Given request:
Filter the entries and keep only the lines where the string "قاله" appears.

## BEGIN Data provided

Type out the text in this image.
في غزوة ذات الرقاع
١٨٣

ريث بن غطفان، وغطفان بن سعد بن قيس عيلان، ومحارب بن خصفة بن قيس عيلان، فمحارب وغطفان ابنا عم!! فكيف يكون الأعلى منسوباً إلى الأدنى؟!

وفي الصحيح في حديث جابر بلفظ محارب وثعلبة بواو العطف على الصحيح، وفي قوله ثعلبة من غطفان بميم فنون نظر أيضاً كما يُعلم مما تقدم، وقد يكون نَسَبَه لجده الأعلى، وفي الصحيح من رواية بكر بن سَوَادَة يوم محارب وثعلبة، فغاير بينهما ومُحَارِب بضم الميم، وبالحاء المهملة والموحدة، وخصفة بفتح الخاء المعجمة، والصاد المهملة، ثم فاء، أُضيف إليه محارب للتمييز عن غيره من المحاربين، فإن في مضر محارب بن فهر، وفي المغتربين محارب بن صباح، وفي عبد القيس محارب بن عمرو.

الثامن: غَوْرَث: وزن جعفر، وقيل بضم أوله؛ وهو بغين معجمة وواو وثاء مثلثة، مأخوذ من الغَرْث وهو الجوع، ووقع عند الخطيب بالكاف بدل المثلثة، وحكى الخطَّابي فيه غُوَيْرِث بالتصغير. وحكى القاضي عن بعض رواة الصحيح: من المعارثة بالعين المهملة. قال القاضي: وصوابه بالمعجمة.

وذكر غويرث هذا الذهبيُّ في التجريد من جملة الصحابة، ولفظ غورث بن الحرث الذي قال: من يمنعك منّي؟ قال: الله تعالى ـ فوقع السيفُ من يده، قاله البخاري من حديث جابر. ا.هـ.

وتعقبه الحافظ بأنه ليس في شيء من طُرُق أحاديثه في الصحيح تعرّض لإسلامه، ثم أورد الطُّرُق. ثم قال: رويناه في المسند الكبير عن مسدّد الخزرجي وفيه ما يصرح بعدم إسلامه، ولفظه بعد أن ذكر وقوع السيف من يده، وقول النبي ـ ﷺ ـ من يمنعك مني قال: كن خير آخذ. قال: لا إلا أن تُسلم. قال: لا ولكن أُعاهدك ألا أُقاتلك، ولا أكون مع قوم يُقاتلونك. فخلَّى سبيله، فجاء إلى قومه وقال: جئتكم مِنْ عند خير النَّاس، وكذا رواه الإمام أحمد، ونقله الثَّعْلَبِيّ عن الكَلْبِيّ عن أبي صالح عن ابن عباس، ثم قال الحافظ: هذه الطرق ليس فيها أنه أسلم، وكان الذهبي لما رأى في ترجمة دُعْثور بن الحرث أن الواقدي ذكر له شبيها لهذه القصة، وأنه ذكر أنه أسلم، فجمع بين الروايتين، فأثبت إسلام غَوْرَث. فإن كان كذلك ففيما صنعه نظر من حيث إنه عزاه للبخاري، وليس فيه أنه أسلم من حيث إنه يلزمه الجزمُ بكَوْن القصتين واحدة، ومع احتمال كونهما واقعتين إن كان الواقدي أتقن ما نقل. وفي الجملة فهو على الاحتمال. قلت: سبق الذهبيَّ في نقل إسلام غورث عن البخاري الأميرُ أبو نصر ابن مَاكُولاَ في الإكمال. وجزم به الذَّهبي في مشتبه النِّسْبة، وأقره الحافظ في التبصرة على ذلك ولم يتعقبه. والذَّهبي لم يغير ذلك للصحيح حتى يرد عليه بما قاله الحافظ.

## END Data provided

Solution:
وذكر غويرث هذا الذهبيُّ في التجريد من جملة الصحابة، ولفظ غورث بن الحرث الذي قال: من يمنعك منّي؟ قال: الله تعالى ـ فوقع السيفُ من يده، قاله البخاري من حديث جابر. ا.هـ.
وتعقبه الحافظ بأنه ليس في شيء من طُرُق أحاديثه في الصحيح تعرّض لإسلامه، ثم أورد الطُّرُق. ثم قال: رويناه في المسند الكبير عن مسدّد الخزرجي وفيه ما يصرح بعدم إسلامه، ولفظه بعد أن ذكر وقوع السيف من يده، وقول النبي ـ ﷺ ـ من يمنعك مني قال: كن خير آخذ. قال: لا إلا أن تُسلم. قال: لا ولكن أُعاهدك ألا أُقاتلك، ولا أكون مع قوم يُقاتلونك. فخلَّى سبيله، فجاء إلى قومه وقال: جئتكم مِنْ عند خير النَّاس، وكذا رواه الإمام أحمد، ونقله الثَّعْلَبِيّ عن الكَلْبِيّ عن أبي صالح عن ابن عباس، ثم قال الحافظ: هذه الطرق ليس فيها أنه أسلم، وكان الذهبي لما رأى في ترجمة دُعْثور بن الحرث أن الواقدي ذكر له شبيها لهذه القصة، وأنه ذكر أنه أسلم، فجمع بين الروايتين، فأثبت إسلام غَوْرَث. فإن كان كذلك ففيما صنعه نظر من حيث إنه عزاه للبخاري، وليس فيه أنه أسلم من حيث إنه يلزمه الجزمُ بكَوْن القصتين واحدة، ومع احتمال كونهما واقعتين إن كان الواقدي أتقن ما نقل. وفي الجملة فهو على الاحتمال. قلت: سبق الذهبيَّ في نقل إسلام غورث عن البخاري الأميرُ أبو نصر ابن مَاكُولاَ في الإكمال. وجزم به الذَّهبي في مشتبه النِّسْبة، وأقره الحافظ في التبصرة على ذلك ولم يتعقبه. والذَّهبي لم يغير ذلك للصحيح حتى يرد عليه بما قاله الحافظ.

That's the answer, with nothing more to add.